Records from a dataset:

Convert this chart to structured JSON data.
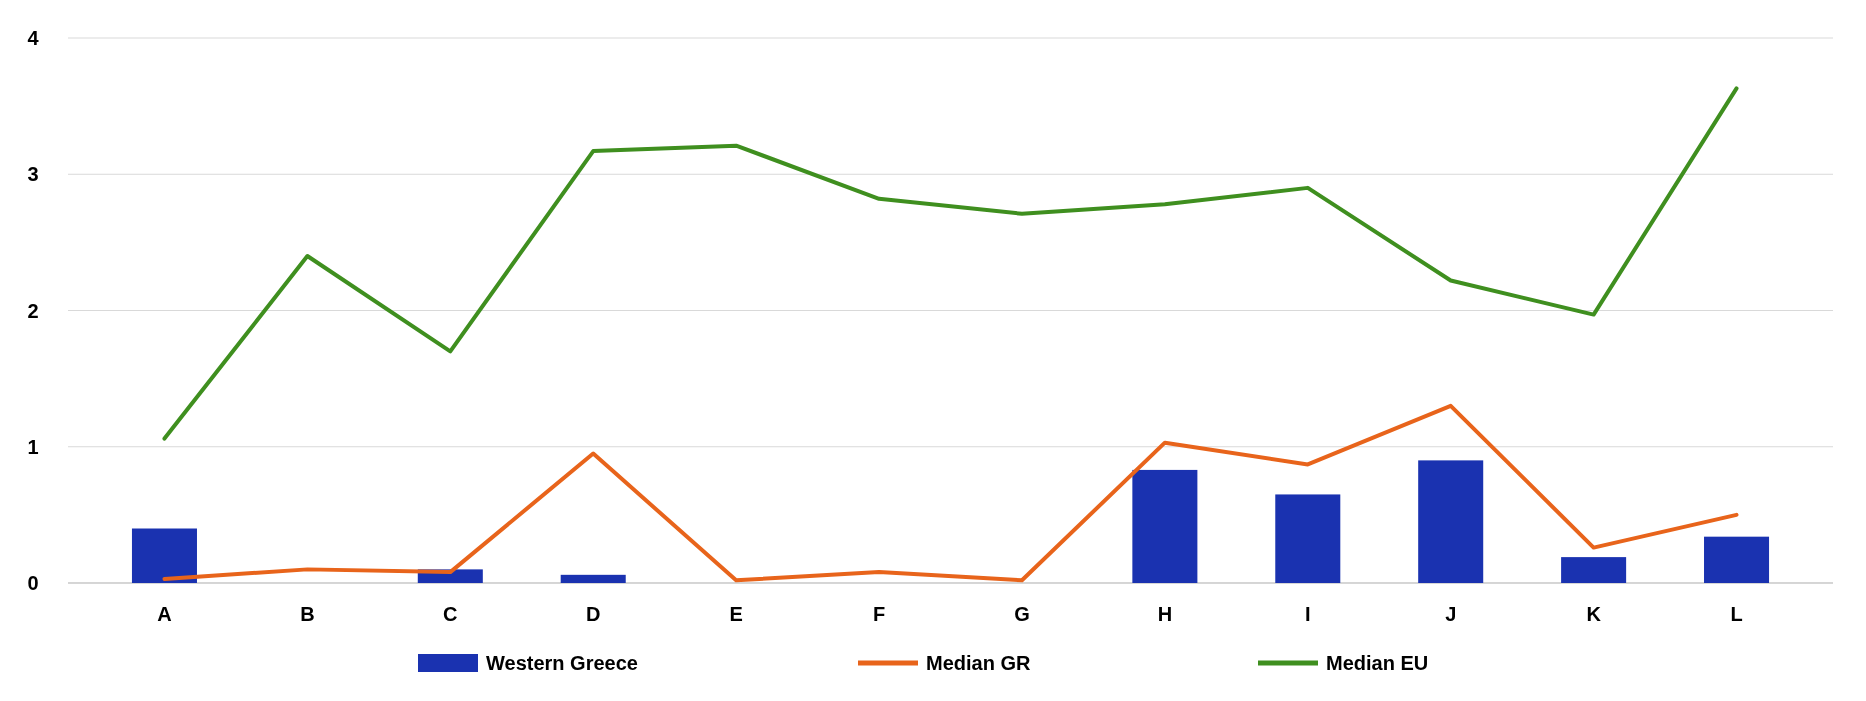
{
  "chart_data": {
    "type": "bar",
    "categories": [
      "A",
      "B",
      "C",
      "D",
      "E",
      "F",
      "G",
      "H",
      "I",
      "J",
      "K",
      "L"
    ],
    "series": [
      {
        "name": "Western Greece",
        "color": "#1a32b0",
        "values": [
          0.4,
          0,
          0.1,
          0.06,
          0,
          0,
          0,
          0.83,
          0.65,
          0.9,
          0.19,
          0.34
        ]
      },
      {
        "name": "Median GR",
        "type": "line",
        "color": "#e8641b",
        "values": [
          0.03,
          0.1,
          0.08,
          0.95,
          0.02,
          0.08,
          0.02,
          1.03,
          0.87,
          1.3,
          0.26,
          0.5
        ]
      },
      {
        "name": "Median EU",
        "type": "line",
        "color": "#3f8f1f",
        "values": [
          1.06,
          2.4,
          1.7,
          3.17,
          3.21,
          2.82,
          2.71,
          2.78,
          2.9,
          2.22,
          1.97,
          3.63
        ]
      }
    ],
    "ylim": [
      0,
      4
    ],
    "yticks": [
      0,
      1,
      2,
      3,
      4
    ],
    "grid": "y",
    "legend": "bottom"
  }
}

> **WORK INSTRUCTIONS**: Your copy should match the entries exactly, minus the pictures.

> **COMPLETE RESPONSE**:
Convert this chart to structured JSON data.
{
  "chart_data": {
    "type": "bar",
    "categories": [
      "A",
      "B",
      "C",
      "D",
      "E",
      "F",
      "G",
      "H",
      "I",
      "J",
      "K",
      "L"
    ],
    "series": [
      {
        "name": "Western Greece",
        "color": "#1a32b0",
        "values": [
          0.4,
          0,
          0.1,
          0.06,
          0,
          0,
          0,
          0.83,
          0.65,
          0.9,
          0.19,
          0.34
        ]
      },
      {
        "name": "Median GR",
        "type": "line",
        "color": "#e8641b",
        "values": [
          0.03,
          0.1,
          0.08,
          0.95,
          0.02,
          0.08,
          0.02,
          1.03,
          0.87,
          1.3,
          0.26,
          0.5
        ]
      },
      {
        "name": "Median EU",
        "type": "line",
        "color": "#3f8f1f",
        "values": [
          1.06,
          2.4,
          1.7,
          3.17,
          3.21,
          2.82,
          2.71,
          2.78,
          2.9,
          2.22,
          1.97,
          3.63
        ]
      }
    ],
    "ylim": [
      0,
      4
    ],
    "yticks": [
      0,
      1,
      2,
      3,
      4
    ],
    "grid": "y",
    "legend": "bottom"
  }
}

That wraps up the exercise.